Write out each line exactly as given. Leave the pictures out of your copy.

###

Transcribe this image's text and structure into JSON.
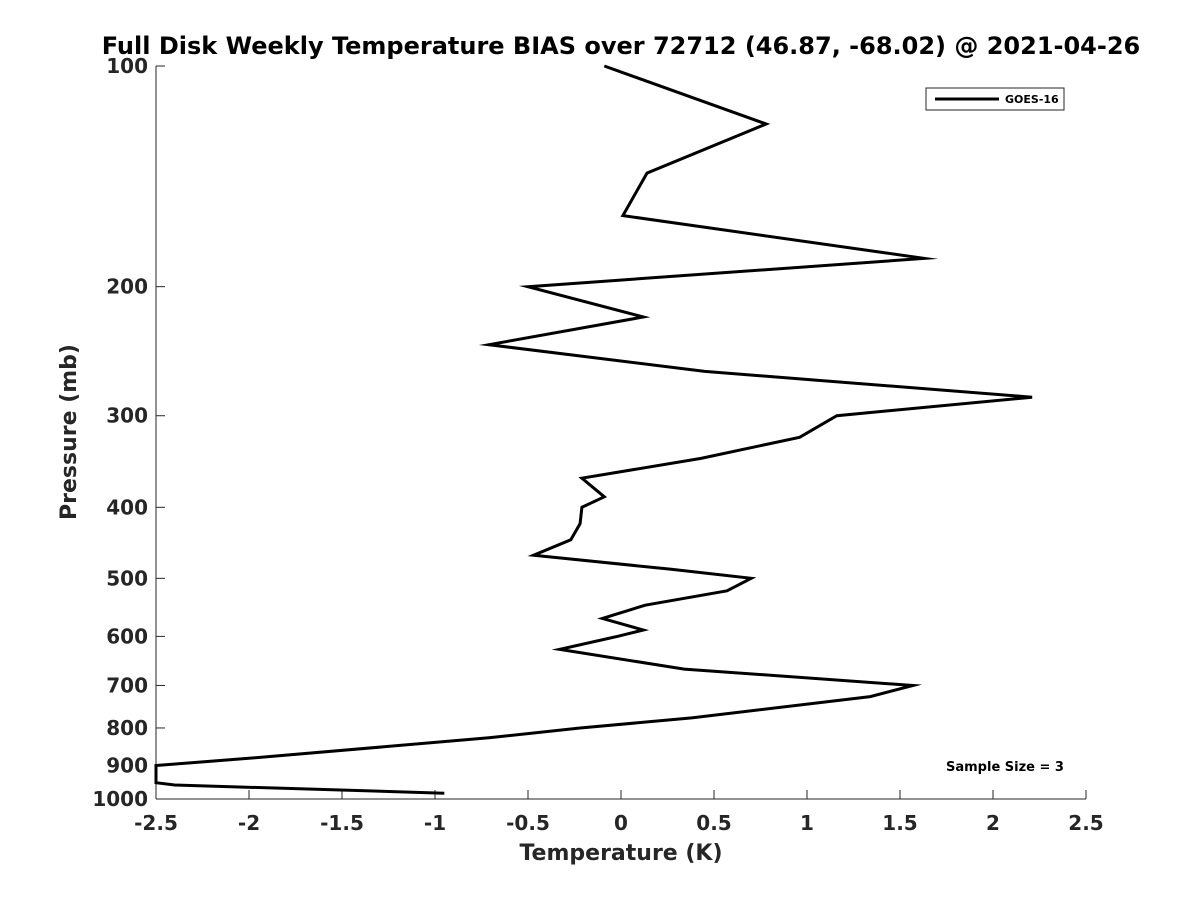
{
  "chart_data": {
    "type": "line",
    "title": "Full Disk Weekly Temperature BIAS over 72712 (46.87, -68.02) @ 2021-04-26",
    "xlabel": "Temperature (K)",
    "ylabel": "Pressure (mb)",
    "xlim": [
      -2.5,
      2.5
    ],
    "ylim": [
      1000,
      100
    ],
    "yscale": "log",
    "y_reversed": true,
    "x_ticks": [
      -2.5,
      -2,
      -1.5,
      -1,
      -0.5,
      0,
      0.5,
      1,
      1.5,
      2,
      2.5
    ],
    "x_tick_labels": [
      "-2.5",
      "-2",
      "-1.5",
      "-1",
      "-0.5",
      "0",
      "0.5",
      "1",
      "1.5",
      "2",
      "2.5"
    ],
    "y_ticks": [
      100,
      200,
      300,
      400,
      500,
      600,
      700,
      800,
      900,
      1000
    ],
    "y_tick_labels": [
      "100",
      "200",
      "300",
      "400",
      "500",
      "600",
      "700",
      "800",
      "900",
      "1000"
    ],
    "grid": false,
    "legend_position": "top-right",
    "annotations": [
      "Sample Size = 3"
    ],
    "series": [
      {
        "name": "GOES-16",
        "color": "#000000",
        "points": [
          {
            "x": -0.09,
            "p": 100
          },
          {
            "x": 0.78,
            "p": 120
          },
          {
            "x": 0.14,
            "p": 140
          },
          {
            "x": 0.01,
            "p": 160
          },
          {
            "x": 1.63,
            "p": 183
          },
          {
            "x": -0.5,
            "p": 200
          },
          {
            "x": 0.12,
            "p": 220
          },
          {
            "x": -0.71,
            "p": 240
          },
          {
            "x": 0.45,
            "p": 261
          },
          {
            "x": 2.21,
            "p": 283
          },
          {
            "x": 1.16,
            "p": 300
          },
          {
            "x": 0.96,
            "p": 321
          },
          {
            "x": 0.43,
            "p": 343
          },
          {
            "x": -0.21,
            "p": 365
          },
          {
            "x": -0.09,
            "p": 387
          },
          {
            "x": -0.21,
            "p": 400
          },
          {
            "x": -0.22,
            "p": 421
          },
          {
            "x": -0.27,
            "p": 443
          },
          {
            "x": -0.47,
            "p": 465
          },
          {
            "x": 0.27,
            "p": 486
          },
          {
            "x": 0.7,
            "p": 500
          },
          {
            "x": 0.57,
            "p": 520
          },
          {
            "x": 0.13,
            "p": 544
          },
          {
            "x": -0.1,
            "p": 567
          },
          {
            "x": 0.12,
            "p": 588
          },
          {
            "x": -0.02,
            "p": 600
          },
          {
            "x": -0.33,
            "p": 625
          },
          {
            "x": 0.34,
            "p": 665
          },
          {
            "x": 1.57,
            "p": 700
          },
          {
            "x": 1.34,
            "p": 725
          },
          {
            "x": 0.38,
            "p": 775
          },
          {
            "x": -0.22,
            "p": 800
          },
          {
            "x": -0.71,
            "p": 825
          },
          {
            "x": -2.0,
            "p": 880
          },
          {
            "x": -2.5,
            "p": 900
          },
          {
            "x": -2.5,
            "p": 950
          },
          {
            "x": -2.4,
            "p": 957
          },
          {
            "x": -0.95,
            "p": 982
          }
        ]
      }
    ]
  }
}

###

* CORRECT OUTPUT:
Transcribe this image's text and structure into JSON.
{
  "chart_data": {
    "type": "line",
    "title": "Full Disk Weekly Temperature BIAS over 72712 (46.87, -68.02) @ 2021-04-26",
    "xlabel": "Temperature (K)",
    "ylabel": "Pressure (mb)",
    "xlim": [
      -2.5,
      2.5
    ],
    "ylim": [
      1000,
      100
    ],
    "yscale": "log",
    "y_reversed": true,
    "x_ticks": [
      -2.5,
      -2,
      -1.5,
      -1,
      -0.5,
      0,
      0.5,
      1,
      1.5,
      2,
      2.5
    ],
    "x_tick_labels": [
      "-2.5",
      "-2",
      "-1.5",
      "-1",
      "-0.5",
      "0",
      "0.5",
      "1",
      "1.5",
      "2",
      "2.5"
    ],
    "y_ticks": [
      100,
      200,
      300,
      400,
      500,
      600,
      700,
      800,
      900,
      1000
    ],
    "y_tick_labels": [
      "100",
      "200",
      "300",
      "400",
      "500",
      "600",
      "700",
      "800",
      "900",
      "1000"
    ],
    "grid": false,
    "legend_position": "top-right",
    "annotations": [
      "Sample Size = 3"
    ],
    "series": [
      {
        "name": "GOES-16",
        "color": "#000000",
        "points": [
          {
            "x": -0.09,
            "p": 100
          },
          {
            "x": 0.78,
            "p": 120
          },
          {
            "x": 0.14,
            "p": 140
          },
          {
            "x": 0.01,
            "p": 160
          },
          {
            "x": 1.63,
            "p": 183
          },
          {
            "x": -0.5,
            "p": 200
          },
          {
            "x": 0.12,
            "p": 220
          },
          {
            "x": -0.71,
            "p": 240
          },
          {
            "x": 0.45,
            "p": 261
          },
          {
            "x": 2.21,
            "p": 283
          },
          {
            "x": 1.16,
            "p": 300
          },
          {
            "x": 0.96,
            "p": 321
          },
          {
            "x": 0.43,
            "p": 343
          },
          {
            "x": -0.21,
            "p": 365
          },
          {
            "x": -0.09,
            "p": 387
          },
          {
            "x": -0.21,
            "p": 400
          },
          {
            "x": -0.22,
            "p": 421
          },
          {
            "x": -0.27,
            "p": 443
          },
          {
            "x": -0.47,
            "p": 465
          },
          {
            "x": 0.27,
            "p": 486
          },
          {
            "x": 0.7,
            "p": 500
          },
          {
            "x": 0.57,
            "p": 520
          },
          {
            "x": 0.13,
            "p": 544
          },
          {
            "x": -0.1,
            "p": 567
          },
          {
            "x": 0.12,
            "p": 588
          },
          {
            "x": -0.02,
            "p": 600
          },
          {
            "x": -0.33,
            "p": 625
          },
          {
            "x": 0.34,
            "p": 665
          },
          {
            "x": 1.57,
            "p": 700
          },
          {
            "x": 1.34,
            "p": 725
          },
          {
            "x": 0.38,
            "p": 775
          },
          {
            "x": -0.22,
            "p": 800
          },
          {
            "x": -0.71,
            "p": 825
          },
          {
            "x": -2.0,
            "p": 880
          },
          {
            "x": -2.5,
            "p": 900
          },
          {
            "x": -2.5,
            "p": 950
          },
          {
            "x": -2.4,
            "p": 957
          },
          {
            "x": -0.95,
            "p": 982
          }
        ]
      }
    ]
  }
}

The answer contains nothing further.